PROBLEM REQUIREMENTS
Could you turn the lines below into a Markdown table with two columns, Row and Text, numbering each row and skipping any blank lines? Leave the pictures out.

SUPPLIED DATA
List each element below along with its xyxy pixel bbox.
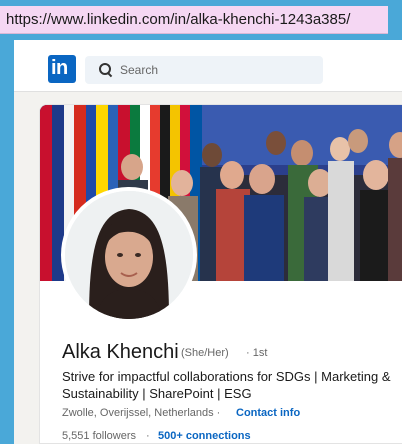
profile-photo[interactable] [61,187,197,323]
logo-text: in [51,57,68,79]
search-input[interactable]: Search [85,56,323,84]
linkedin-page: in Search Alka Khenchi (She/Her) · 1st S… [14,40,402,444]
search-icon [99,63,113,77]
followers-count: 5,551 followers [62,430,136,442]
global-nav: in Search [14,40,402,92]
browser-url-bar[interactable]: https://www.linkedin.com/in/alka-khenchi… [0,6,388,34]
profile-pronouns: (She/Her) [181,347,229,359]
profile-headline: Strive for impactful collaborations for … [62,369,391,401]
search-placeholder: Search [120,63,159,77]
profile-name: Alka Khenchi [62,341,179,363]
connections-link[interactable]: 500+ connections [158,430,251,442]
stats-separator: · [146,430,150,442]
connection-degree: · 1st [246,347,268,359]
url-text[interactable]: https://www.linkedin.com/in/alka-khenchi… [6,11,350,28]
profile-card: Alka Khenchi (She/Her) · 1st Strive for … [39,104,402,444]
contact-info-link[interactable]: Contact info [236,407,300,419]
linkedin-logo-icon[interactable]: in [48,55,76,83]
profile-location: Zwolle, Overijssel, Netherlands · [62,407,221,419]
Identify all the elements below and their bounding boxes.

EXPECTED ANSWER
| Row | Text |
|---|---|
| 1 | List each element below along with its xyxy pixel bbox. |
| 2 | profile-photo[interactable] [61,187,197,323] |
| 3 | logo-text: in [51,57,68,79] |
| 4 | search-input[interactable]: Search [85,56,323,84] |
| 5 | linkedin-page: in Search Alka Khenchi (She/Her) · 1st S… [14,40,402,444] |
| 6 | search-icon [99,63,113,77] |
| 7 | followers-count: 5,551 followers [62,430,136,442] |
| 8 | global-nav: in Search [14,40,402,92] |
| 9 | browser-url-bar[interactable]: https://www.linkedin.com/in/alka-khenchi… [0,6,388,34] |
| 10 | profile-pronouns: (She/Her) [181,347,229,359] |
| 11 | profile-headline: Strive for impactful collaborations for … [62,369,391,401] |
| 12 | search-placeholder: Search [120,63,159,77] |
| 13 | profile-name: Alka Khenchi [62,341,179,363] |
| 14 | connections-link[interactable]: 500+ connections [158,430,251,442] |
| 15 | stats-separator: · [146,430,150,442] |
| 16 | connection-degree: · 1st [246,347,268,359] |
| 17 | url-text[interactable]: https://www.linkedin.com/in/alka-khenchi… [6,11,350,28] |
| 18 | profile-card: Alka Khenchi (She/Her) · 1st Strive for … [39,104,402,444] |
| 19 | contact-info-link[interactable]: Contact info [236,407,300,419] |
| 20 | linkedin-logo-icon[interactable]: in [48,55,76,83] |
| 21 | profile-location: Zwolle, Overijssel, Netherlands · [62,407,221,419] |
| 22 | Identify all the elements below and their bounding boxes. |